[Entries supplied]
"""
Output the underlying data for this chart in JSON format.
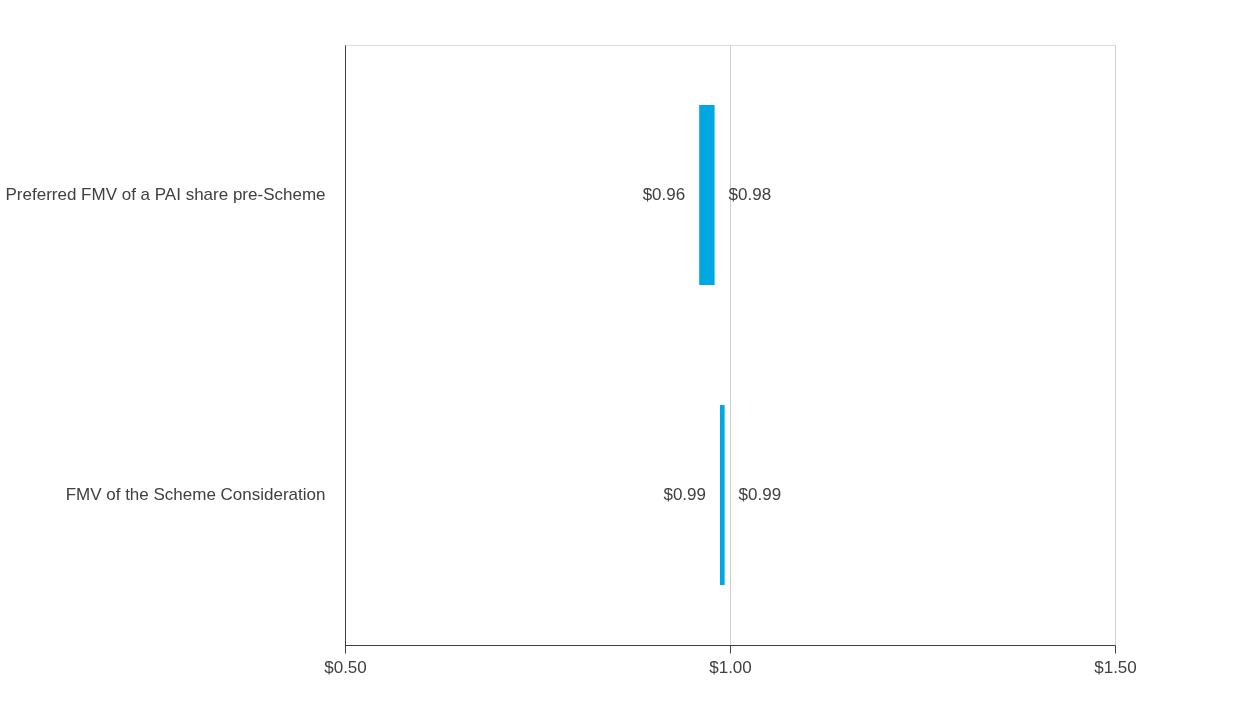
{
  "chart_data": {
    "type": "bar",
    "orientation": "horizontal",
    "categories": [
      "Preferred FMV of a PAI share pre-Scheme",
      "FMV of the Scheme Consideration"
    ],
    "base": [
      0.96,
      0.987
    ],
    "values": [
      0.02,
      0.006
    ],
    "color": "#00a8e1",
    "xlim": [
      0.5,
      1.5
    ],
    "xticks": [
      {
        "value": 0.5,
        "label": "$0.50"
      },
      {
        "value": 1.0,
        "label": "$1.00"
      },
      {
        "value": 1.5,
        "label": "$1.50"
      }
    ],
    "grid": "x",
    "annotations": [
      {
        "text": "$0.96",
        "x": 0.96,
        "y": "Preferred FMV of a PAI share pre-Scheme"
      },
      {
        "text": "$0.98",
        "x": 0.98,
        "y": "Preferred FMV of a PAI share pre-Scheme"
      },
      {
        "text": "$0.99",
        "x": 0.987,
        "y": "FMV of the Scheme Consideration"
      },
      {
        "text": "$0.99",
        "x": 0.993,
        "y": "FMV of the Scheme Consideration"
      }
    ]
  }
}
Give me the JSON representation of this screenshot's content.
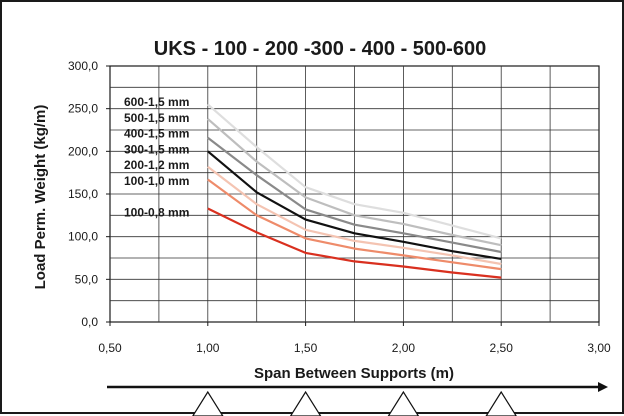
{
  "chart_data": {
    "type": "line",
    "title": "UKS - 100 - 200 -300 - 400 - 500-600",
    "xlabel": "Span Between Supports (m)",
    "ylabel": "Load Perm. Weight (kg/m)",
    "xlim": [
      0.5,
      3.0
    ],
    "ylim": [
      0,
      300
    ],
    "x_ticks": [
      "0,50",
      "1,00",
      "1,50",
      "2,00",
      "2,50",
      "3,00"
    ],
    "y_ticks": [
      "0,0",
      "50,0",
      "100,0",
      "150,0",
      "200,0",
      "250,0",
      "300,0"
    ],
    "grid": true,
    "series": [
      {
        "name": "600-1,5 mm",
        "color": "#dedede",
        "x": [
          1.0,
          1.25,
          1.5,
          1.75,
          2.0,
          2.25,
          2.5
        ],
        "y": [
          255,
          205,
          158,
          138,
          128,
          113,
          98
        ]
      },
      {
        "name": "500-1,5 mm",
        "color": "#bebebe",
        "x": [
          1.0,
          1.25,
          1.5,
          1.75,
          2.0,
          2.25,
          2.5
        ],
        "y": [
          238,
          188,
          146,
          125,
          115,
          102,
          90
        ]
      },
      {
        "name": "400-1,5 mm",
        "color": "#8a8a8a",
        "x": [
          1.0,
          1.25,
          1.5,
          1.75,
          2.0,
          2.25,
          2.5
        ],
        "y": [
          216,
          172,
          132,
          114,
          104,
          93,
          82
        ]
      },
      {
        "name": "300-1,5 mm",
        "color": "#111111",
        "x": [
          1.0,
          1.25,
          1.5,
          1.75,
          2.0,
          2.25,
          2.5
        ],
        "y": [
          200,
          152,
          120,
          104,
          94,
          83,
          74
        ]
      },
      {
        "name": "200-1,2 mm",
        "color": "#f4c4b2",
        "x": [
          1.0,
          1.25,
          1.5,
          1.75,
          2.0,
          2.25,
          2.5
        ],
        "y": [
          182,
          138,
          108,
          95,
          87,
          78,
          68
        ]
      },
      {
        "name": "100-1,0 mm",
        "color": "#ee8b6a",
        "x": [
          1.0,
          1.25,
          1.5,
          1.75,
          2.0,
          2.25,
          2.5
        ],
        "y": [
          167,
          125,
          98,
          86,
          78,
          70,
          62
        ]
      },
      {
        "name": "100-0,8 mm",
        "color": "#d9301f",
        "x": [
          1.0,
          1.25,
          1.5,
          1.75,
          2.0,
          2.25,
          2.5
        ],
        "y": [
          133,
          105,
          81,
          71,
          65,
          58,
          52
        ]
      }
    ],
    "support_markers": [
      1.0,
      1.5,
      2.0,
      2.5
    ]
  }
}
"""
[Set problem]
Scan the lines for the string "JSON". Pick out every line that has it.

[Result]
Output the underlying data for this chart in JSON format.
Give me the JSON representation of this screenshot's content.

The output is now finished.